**SET TASK:**
Extract every line of the material below and reproduce it faithfully.

**DATASET:**

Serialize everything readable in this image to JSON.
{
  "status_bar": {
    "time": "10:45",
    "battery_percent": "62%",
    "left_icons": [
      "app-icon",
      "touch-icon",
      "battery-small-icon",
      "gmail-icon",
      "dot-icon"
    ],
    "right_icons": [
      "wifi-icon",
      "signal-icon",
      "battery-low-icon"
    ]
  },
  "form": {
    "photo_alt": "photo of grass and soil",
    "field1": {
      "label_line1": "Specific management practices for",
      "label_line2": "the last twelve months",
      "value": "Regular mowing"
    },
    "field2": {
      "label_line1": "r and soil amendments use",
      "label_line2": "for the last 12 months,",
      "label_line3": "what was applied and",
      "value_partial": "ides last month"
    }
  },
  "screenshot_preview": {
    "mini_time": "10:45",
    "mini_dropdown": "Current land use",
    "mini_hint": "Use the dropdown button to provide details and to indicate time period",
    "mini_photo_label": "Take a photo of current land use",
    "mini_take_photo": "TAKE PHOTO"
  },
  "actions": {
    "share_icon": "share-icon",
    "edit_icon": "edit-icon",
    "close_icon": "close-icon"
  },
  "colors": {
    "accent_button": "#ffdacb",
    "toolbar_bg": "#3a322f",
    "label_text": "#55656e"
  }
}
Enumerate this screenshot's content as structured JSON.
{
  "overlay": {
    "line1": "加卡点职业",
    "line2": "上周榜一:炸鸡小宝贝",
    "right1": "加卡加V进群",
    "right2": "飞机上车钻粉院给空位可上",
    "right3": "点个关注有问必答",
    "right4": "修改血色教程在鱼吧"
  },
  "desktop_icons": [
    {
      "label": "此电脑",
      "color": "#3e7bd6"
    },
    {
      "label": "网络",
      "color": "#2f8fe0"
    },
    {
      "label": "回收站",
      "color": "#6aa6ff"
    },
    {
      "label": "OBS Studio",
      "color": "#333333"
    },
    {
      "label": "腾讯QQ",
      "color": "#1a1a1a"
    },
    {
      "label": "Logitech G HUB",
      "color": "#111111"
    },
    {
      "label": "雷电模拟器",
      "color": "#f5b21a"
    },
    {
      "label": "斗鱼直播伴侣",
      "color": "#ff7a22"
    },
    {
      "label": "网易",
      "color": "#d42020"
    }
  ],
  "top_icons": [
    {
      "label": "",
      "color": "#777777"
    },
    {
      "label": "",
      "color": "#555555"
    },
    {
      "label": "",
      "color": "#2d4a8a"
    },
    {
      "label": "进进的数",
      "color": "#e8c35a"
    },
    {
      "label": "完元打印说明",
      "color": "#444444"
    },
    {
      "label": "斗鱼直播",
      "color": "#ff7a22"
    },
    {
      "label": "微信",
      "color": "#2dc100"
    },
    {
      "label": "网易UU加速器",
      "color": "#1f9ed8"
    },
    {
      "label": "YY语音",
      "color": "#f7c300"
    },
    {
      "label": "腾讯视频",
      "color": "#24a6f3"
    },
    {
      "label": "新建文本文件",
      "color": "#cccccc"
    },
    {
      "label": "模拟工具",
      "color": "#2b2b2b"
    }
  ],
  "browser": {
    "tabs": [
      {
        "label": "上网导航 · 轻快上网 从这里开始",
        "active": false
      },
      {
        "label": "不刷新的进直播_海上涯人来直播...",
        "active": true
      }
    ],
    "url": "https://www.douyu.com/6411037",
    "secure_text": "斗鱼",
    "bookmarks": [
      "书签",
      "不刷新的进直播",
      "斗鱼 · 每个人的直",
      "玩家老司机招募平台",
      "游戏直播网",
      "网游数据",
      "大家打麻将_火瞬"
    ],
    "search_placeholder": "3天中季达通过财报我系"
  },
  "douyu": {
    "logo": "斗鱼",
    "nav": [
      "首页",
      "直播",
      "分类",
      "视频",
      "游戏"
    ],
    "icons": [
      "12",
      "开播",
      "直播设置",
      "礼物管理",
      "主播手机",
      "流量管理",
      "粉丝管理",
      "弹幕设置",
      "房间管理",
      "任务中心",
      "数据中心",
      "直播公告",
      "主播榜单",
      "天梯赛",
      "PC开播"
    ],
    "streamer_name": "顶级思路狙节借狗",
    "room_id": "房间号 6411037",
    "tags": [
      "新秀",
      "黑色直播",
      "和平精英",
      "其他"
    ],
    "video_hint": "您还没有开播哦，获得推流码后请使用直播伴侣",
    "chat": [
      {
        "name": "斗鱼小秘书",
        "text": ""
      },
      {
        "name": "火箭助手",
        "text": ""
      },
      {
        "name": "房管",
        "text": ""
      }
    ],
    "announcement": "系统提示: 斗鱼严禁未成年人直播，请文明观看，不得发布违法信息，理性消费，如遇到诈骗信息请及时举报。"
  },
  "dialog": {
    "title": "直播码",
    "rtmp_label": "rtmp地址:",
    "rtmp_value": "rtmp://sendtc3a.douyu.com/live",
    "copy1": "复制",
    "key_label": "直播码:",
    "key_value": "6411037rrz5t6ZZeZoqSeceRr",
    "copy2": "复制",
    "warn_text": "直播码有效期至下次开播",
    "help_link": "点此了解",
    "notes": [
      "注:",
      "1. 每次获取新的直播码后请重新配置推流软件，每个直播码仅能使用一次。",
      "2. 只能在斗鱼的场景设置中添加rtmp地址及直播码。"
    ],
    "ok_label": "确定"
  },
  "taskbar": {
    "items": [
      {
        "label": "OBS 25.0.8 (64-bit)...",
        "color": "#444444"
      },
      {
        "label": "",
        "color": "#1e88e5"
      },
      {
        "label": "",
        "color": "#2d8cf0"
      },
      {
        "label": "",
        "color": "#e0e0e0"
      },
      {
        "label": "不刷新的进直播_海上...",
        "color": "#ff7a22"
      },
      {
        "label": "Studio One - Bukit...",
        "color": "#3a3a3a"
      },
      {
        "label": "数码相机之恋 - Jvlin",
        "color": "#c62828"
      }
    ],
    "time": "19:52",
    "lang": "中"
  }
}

**OUTPUT BELOW:**
Serialize everything readable in this image to JSON.
{
  "status_bar": {
    "time": "10:45",
    "battery_percent": "62%",
    "left_icons": [
      "app-icon",
      "touch-icon",
      "battery-small-icon",
      "gmail-icon",
      "dot-icon"
    ],
    "right_icons": [
      "wifi-icon",
      "signal-icon",
      "battery-low-icon"
    ]
  },
  "form": {
    "photo_alt": "photo of grass and soil",
    "field1": {
      "label_line1": "Specific management practices for",
      "label_line2": "the last twelve months",
      "value": "Regular mowing"
    },
    "field2": {
      "label_line1": "r and soil amendments use",
      "label_line2": "for the last 12 months,",
      "label_line3": "what was applied and",
      "value_partial": "ides last month"
    }
  },
  "screenshot_preview": {
    "mini_time": "10:45",
    "mini_dropdown": "Current land use",
    "mini_hint": "Use the dropdown button to provide details and to indicate time period",
    "mini_photo_label": "Take a photo of current land use",
    "mini_take_photo": "TAKE PHOTO"
  },
  "actions": {
    "share_icon": "share-icon",
    "edit_icon": "edit-icon",
    "close_icon": "close-icon"
  },
  "colors": {
    "accent_button": "#ffdacb",
    "toolbar_bg": "#3a322f",
    "label_text": "#55656e"
  }
}
Enumerate this screenshot's content as structured JSON.
{
  "overlay": {
    "line1": "加卡点职业",
    "line2": "上周榜一:炸鸡小宝贝",
    "right1": "加卡加V进群",
    "right2": "飞机上车钻粉院给空位可上",
    "right3": "点个关注有问必答",
    "right4": "修改血色教程在鱼吧"
  },
  "desktop_icons": [
    {
      "label": "此电脑",
      "color": "#3e7bd6"
    },
    {
      "label": "网络",
      "color": "#2f8fe0"
    },
    {
      "label": "回收站",
      "color": "#6aa6ff"
    },
    {
      "label": "OBS Studio",
      "color": "#333333"
    },
    {
      "label": "腾讯QQ",
      "color": "#1a1a1a"
    },
    {
      "label": "Logitech G HUB",
      "color": "#111111"
    },
    {
      "label": "雷电模拟器",
      "color": "#f5b21a"
    },
    {
      "label": "斗鱼直播伴侣",
      "color": "#ff7a22"
    },
    {
      "label": "网易",
      "color": "#d42020"
    }
  ],
  "top_icons": [
    {
      "label": "",
      "color": "#777777"
    },
    {
      "label": "",
      "color": "#555555"
    },
    {
      "label": "",
      "color": "#2d4a8a"
    },
    {
      "label": "进进的数",
      "color": "#e8c35a"
    },
    {
      "label": "完元打印说明",
      "color": "#444444"
    },
    {
      "label": "斗鱼直播",
      "color": "#ff7a22"
    },
    {
      "label": "微信",
      "color": "#2dc100"
    },
    {
      "label": "网易UU加速器",
      "color": "#1f9ed8"
    },
    {
      "label": "YY语音",
      "color": "#f7c300"
    },
    {
      "label": "腾讯视频",
      "color": "#24a6f3"
    },
    {
      "label": "新建文本文件",
      "color": "#cccccc"
    },
    {
      "label": "模拟工具",
      "color": "#2b2b2b"
    }
  ],
  "browser": {
    "tabs": [
      {
        "label": "上网导航 · 轻快上网 从这里开始",
        "active": false
      },
      {
        "label": "不刷新的进直播_海上涯人来直播...",
        "active": true
      }
    ],
    "url": "https://www.douyu.com/6411037",
    "secure_text": "斗鱼",
    "bookmarks": [
      "书签",
      "不刷新的进直播",
      "斗鱼 · 每个人的直",
      "玩家老司机招募平台",
      "游戏直播网",
      "网游数据",
      "大家打麻将_火瞬"
    ],
    "search_placeholder": "3天中季达通过财报我系"
  },
  "douyu": {
    "logo": "斗鱼",
    "nav": [
      "首页",
      "直播",
      "分类",
      "视频",
      "游戏"
    ],
    "icons": [
      "12",
      "开播",
      "直播设置",
      "礼物管理",
      "主播手机",
      "流量管理",
      "粉丝管理",
      "弹幕设置",
      "房间管理",
      "任务中心",
      "数据中心",
      "直播公告",
      "主播榜单",
      "天梯赛",
      "PC开播"
    ],
    "streamer_name": "顶级思路狙节借狗",
    "room_id": "房间号 6411037",
    "tags": [
      "新秀",
      "黑色直播",
      "和平精英",
      "其他"
    ],
    "video_hint": "您还没有开播哦，获得推流码后请使用直播伴侣",
    "chat": [
      {
        "name": "斗鱼小秘书",
        "text": ""
      },
      {
        "name": "火箭助手",
        "text": ""
      },
      {
        "name": "房管",
        "text": ""
      }
    ],
    "announcement": "系统提示: 斗鱼严禁未成年人直播，请文明观看，不得发布违法信息，理性消费，如遇到诈骗信息请及时举报。"
  },
  "dialog": {
    "title": "直播码",
    "rtmp_label": "rtmp地址:",
    "rtmp_value": "rtmp://sendtc3a.douyu.com/live",
    "copy1": "复制",
    "key_label": "直播码:",
    "key_value": "6411037rrz5t6ZZeZoqSeceRr",
    "copy2": "复制",
    "warn_text": "直播码有效期至下次开播",
    "help_link": "点此了解",
    "notes": [
      "注:",
      "1. 每次获取新的直播码后请重新配置推流软件，每个直播码仅能使用一次。",
      "2. 只能在斗鱼的场景设置中添加rtmp地址及直播码。"
    ],
    "ok_label": "确定"
  },
  "taskbar": {
    "items": [
      {
        "label": "OBS 25.0.8 (64-bit)...",
        "color": "#444444"
      },
      {
        "label": "",
        "color": "#1e88e5"
      },
      {
        "label": "",
        "color": "#2d8cf0"
      },
      {
        "label": "",
        "color": "#e0e0e0"
      },
      {
        "label": "不刷新的进直播_海上...",
        "color": "#ff7a22"
      },
      {
        "label": "Studio One - Bukit...",
        "color": "#3a3a3a"
      },
      {
        "label": "数码相机之恋 - Jvlin",
        "color": "#c62828"
      }
    ],
    "time": "19:52",
    "lang": "中"
  }
}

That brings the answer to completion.